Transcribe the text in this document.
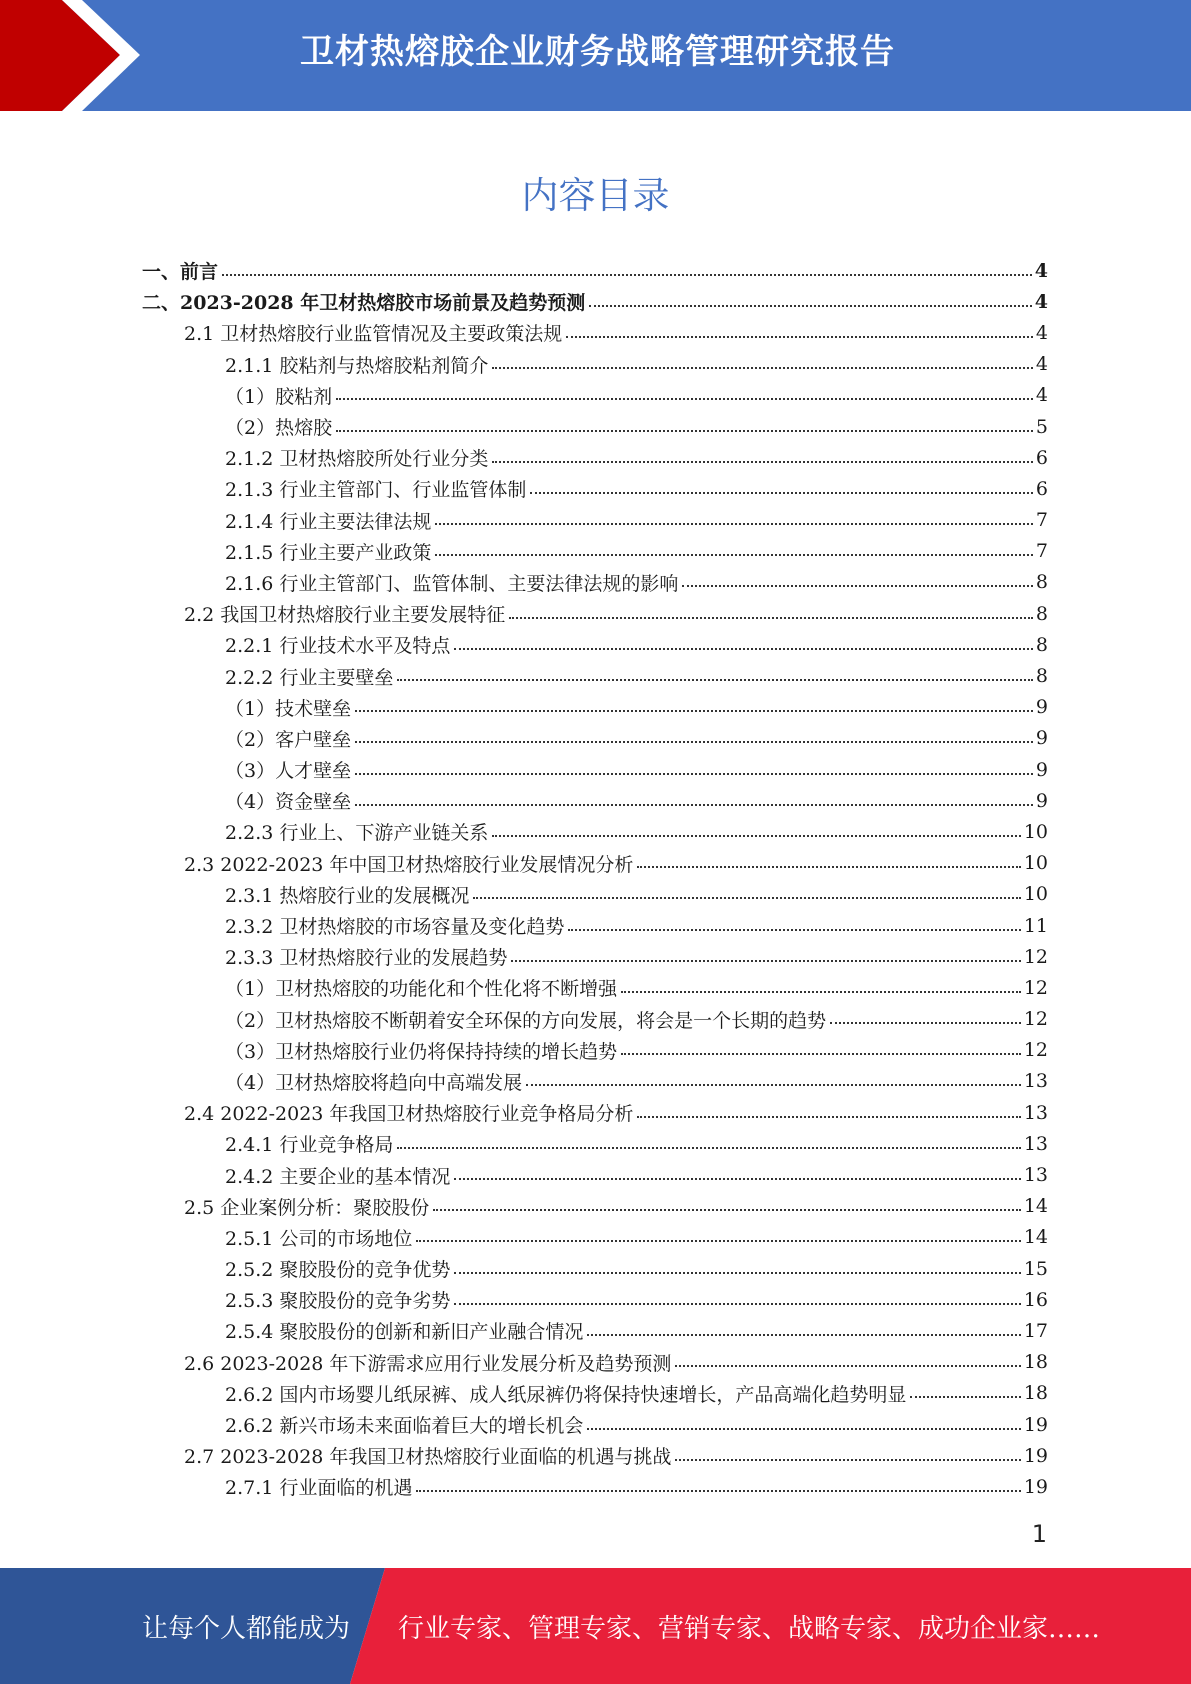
卫材热熔胶企业财务战略管理研究报告
内容目录
一、前言	4
二、2023-2028 年卫材热熔胶市场前景及趋势预测	4
2.1 卫材热熔胶行业监管情况及主要政策法规	4
2.1.1 胶粘剂与热熔胶粘剂简介	4
（1）胶粘剂	4
（2）热熔胶	5
2.1.2 卫材热熔胶所处行业分类	6
2.1.3 行业主管部门、行业监管体制	6
2.1.4 行业主要法律法规	7
2.1.5 行业主要产业政策	7
2.1.6 行业主管部门、监管体制、主要法律法规的影响	8
2.2 我国卫材热熔胶行业主要发展特征	8
2.2.1 行业技术水平及特点	8
2.2.2 行业主要壁垒	8
（1）技术壁垒	9
（2）客户壁垒	9
（3）人才壁垒	9
（4）资金壁垒	9
2.2.3 行业上、下游产业链关系	10
2.3 2022-2023 年中国卫材热熔胶行业发展情况分析	10
2.3.1 热熔胶行业的发展概况	10
2.3.2 卫材热熔胶的市场容量及变化趋势	11
2.3.3 卫材热熔胶行业的发展趋势	12
（1）卫材热熔胶的功能化和个性化将不断增强	12
（2）卫材热熔胶不断朝着安全环保的方向发展，将会是一个长期的趋势	12
（3）卫材热熔胶行业仍将保持持续的增长趋势	12
（4）卫材热熔胶将趋向中高端发展	13
2.4 2022-2023 年我国卫材热熔胶行业竞争格局分析	13
2.4.1 行业竞争格局	13
2.4.2 主要企业的基本情况	13
2.5 企业案例分析：聚胶股份	14
2.5.1 公司的市场地位	14
2.5.2 聚胶股份的竞争优势	15
2.5.3 聚胶股份的竞争劣势	16
2.5.4 聚胶股份的创新和新旧产业融合情况	17
2.6 2023-2028 年下游需求应用行业发展分析及趋势预测	18
2.6.2 国内市场婴儿纸尿裤、成人纸尿裤仍将保持快速增长，产品高端化趋势明显	18
2.6.2 新兴市场未来面临着巨大的增长机会	19
2.7 2023-2028 年我国卫材热熔胶行业面临的机遇与挑战	19
2.7.1 行业面临的机遇	19
1
让每个人都能成为 行业专家、管理专家、营销专家、战略专家、成功企业家……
****
[CHALLENGE]
Go through the records. Copy each line where "行业主管部门" appears.

[EXERCISE OUTPUT]
2.1.3 行业主管部门、行业监管体制	6
2.1.6 行业主管部门、监管体制、主要法律法规的影响	8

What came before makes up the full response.